FRAGMENT UIT TEKST:
>>
Intercultureel onderwijs

30-11-2011 18:18

Wat verwacht ik te leren voorafgaand aan de themabijeenkomst?

  • Je kunt het begrip 'cultuur' omschrijven.
  • Je beheerst de begrippen: stereotypering, vooroordelen, generalisatie, pygmalioneffect, conformisme en beïnvloeding.
  • Je kunt de consequenties voor het onderwijs van het aanwezig zijn van cultuurverschillen verworden

 

Is deze verwachting uitgekomen?

Cultuur

Mijn eigen cultuur ervaar ik als vanzelfsprekend. Je vergeet snel dat je die hebt. Cultuur in deze zin omschrijven je als de normale manier van denken, voelen, praten en doen. Een manier die je hebt geleerd vanaf je kind-zijn, thuis, op school, op straat, op de sportclub. ʻCultuurʼ leer je van je ouders, broers, zussen, vrienden en natuurlijk ook van leerkrachten.

Waarnemen

Continu zijn onze zintuigen bezig met het verwerken van alles wat er om ons heen gebeurd. We zouden, als we ons van elke afzonderlijke boom een beeld vormen, aan het bos niet meer toekomen. Gelukkig bezit ons denken een instrument om dat probleem het hoofd te bieden: het vormt categorieën, waarin indrukken min of meer georganiseerd in soorten kunnen worden ondergebracht. Waarnemen = categoriseren.

Generaliserende uitspraken
over één kam scheren, geen onderscheid maken

Een uitspraak over een categorie kan in zijn algemeenheid wel waar zijn, maar hoeft niet te gelden voor alle afzonderlijke leden van die categorie. “De jeugd van tegenwoordig is lui.” Als je een uitzondering tegen komt op de regel moet je gaan twijfelen of de regel wel klopt.
<<
SCHRIFTELIJKE OPDRACHT A: Geef bij elke uitspraak aan of die klopt met de tekst over intercultureel onderwijs: (i) cultuur leer je onder meer van leerkrachten; (ii) een uitspraak over een categorie geldt altijd voor alle leden van die categorie; (iii) ons denken vormt categorieën om indrukken in onder te brengen. Antwoord met ja of nee en citeer letterlijk de woorden uit de tekst die de doorslag geven.

Overzichten van kadercoördinaten:
>>
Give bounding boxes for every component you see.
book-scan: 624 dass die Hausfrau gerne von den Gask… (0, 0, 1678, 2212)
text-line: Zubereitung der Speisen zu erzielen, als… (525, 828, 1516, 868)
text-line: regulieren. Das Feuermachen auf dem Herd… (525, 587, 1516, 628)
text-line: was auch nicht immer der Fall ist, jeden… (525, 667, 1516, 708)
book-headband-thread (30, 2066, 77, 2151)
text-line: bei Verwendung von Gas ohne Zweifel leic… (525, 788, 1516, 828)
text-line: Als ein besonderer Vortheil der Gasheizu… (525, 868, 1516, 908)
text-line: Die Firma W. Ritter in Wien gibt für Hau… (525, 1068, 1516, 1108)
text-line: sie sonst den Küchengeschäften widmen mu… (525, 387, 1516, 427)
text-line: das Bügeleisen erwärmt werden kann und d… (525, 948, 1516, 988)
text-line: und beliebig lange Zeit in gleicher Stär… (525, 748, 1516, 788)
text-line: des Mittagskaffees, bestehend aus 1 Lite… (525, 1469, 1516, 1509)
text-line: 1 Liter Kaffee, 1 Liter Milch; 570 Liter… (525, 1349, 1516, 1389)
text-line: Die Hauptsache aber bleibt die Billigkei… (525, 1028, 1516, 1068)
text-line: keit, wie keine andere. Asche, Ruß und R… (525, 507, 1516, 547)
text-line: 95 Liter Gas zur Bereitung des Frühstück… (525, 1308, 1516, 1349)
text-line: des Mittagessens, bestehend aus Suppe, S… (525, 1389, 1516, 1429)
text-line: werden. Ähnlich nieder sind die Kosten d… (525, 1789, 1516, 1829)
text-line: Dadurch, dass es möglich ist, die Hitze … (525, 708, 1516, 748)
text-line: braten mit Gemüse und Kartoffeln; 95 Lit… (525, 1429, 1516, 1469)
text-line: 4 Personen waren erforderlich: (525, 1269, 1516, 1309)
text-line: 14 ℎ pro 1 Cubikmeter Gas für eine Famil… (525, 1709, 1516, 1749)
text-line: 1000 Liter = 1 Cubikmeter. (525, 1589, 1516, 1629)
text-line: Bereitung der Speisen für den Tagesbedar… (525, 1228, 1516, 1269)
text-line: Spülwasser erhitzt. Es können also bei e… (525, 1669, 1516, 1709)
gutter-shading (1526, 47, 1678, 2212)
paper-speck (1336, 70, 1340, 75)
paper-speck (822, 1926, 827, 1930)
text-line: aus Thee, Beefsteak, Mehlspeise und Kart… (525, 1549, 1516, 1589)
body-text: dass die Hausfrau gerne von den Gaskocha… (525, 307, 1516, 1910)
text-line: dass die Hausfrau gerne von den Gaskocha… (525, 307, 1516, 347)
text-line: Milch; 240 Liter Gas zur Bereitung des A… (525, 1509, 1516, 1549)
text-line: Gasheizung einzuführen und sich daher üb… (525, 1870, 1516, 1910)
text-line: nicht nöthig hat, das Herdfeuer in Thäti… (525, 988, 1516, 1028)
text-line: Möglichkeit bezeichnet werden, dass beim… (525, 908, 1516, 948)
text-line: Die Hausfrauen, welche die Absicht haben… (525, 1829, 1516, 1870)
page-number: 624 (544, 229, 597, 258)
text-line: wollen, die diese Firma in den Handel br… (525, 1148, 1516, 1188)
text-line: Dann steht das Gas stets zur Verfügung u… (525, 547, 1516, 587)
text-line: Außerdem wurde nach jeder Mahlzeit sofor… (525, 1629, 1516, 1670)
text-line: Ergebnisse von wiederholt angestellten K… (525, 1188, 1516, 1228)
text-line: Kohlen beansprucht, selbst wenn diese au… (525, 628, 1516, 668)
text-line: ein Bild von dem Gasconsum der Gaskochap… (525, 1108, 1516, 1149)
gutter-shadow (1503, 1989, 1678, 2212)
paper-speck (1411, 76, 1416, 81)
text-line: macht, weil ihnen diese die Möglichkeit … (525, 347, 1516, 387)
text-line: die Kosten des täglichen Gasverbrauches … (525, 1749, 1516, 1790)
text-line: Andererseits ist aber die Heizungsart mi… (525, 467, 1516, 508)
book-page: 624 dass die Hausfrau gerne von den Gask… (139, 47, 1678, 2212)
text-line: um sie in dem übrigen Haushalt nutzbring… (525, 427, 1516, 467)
<<
SCHRIFTELIJKE OPDRACHT B: Citeer letterlijk de regels van de records, te beginnen bij het begin van de records en doorlopend tot en met de regel met "book-headband-thread (30, 2066, 77, 2151)".

JUIST ANTWOORD A:
(i) Ja: "ʻCultuurʼ leer je van je ouders, broers, zussen, vrienden en natuurlijk ook van leerkrachten."
(ii) Nee: "maar hoeft niet te gelden voor alle afzonderlijke leden van die categorie."
(iii) Ja: "het vormt categorieën, waarin indrukken min of meer georganiseerd in soorten kunnen worden ondergebracht."

JUIST ANTWOORD B:
Give bounding boxes for every component you see.
book-scan: 624 dass die Hausfrau gerne von den Gask… (0, 0, 1678, 2212)
text-line: Zubereitung der Speisen zu erzielen, als… (525, 828, 1516, 868)
text-line: regulieren. Das Feuermachen auf dem Herd… (525, 587, 1516, 628)
text-line: was auch nicht immer der Fall ist, jeden… (525, 667, 1516, 708)
book-headband-thread (30, 2066, 77, 2151)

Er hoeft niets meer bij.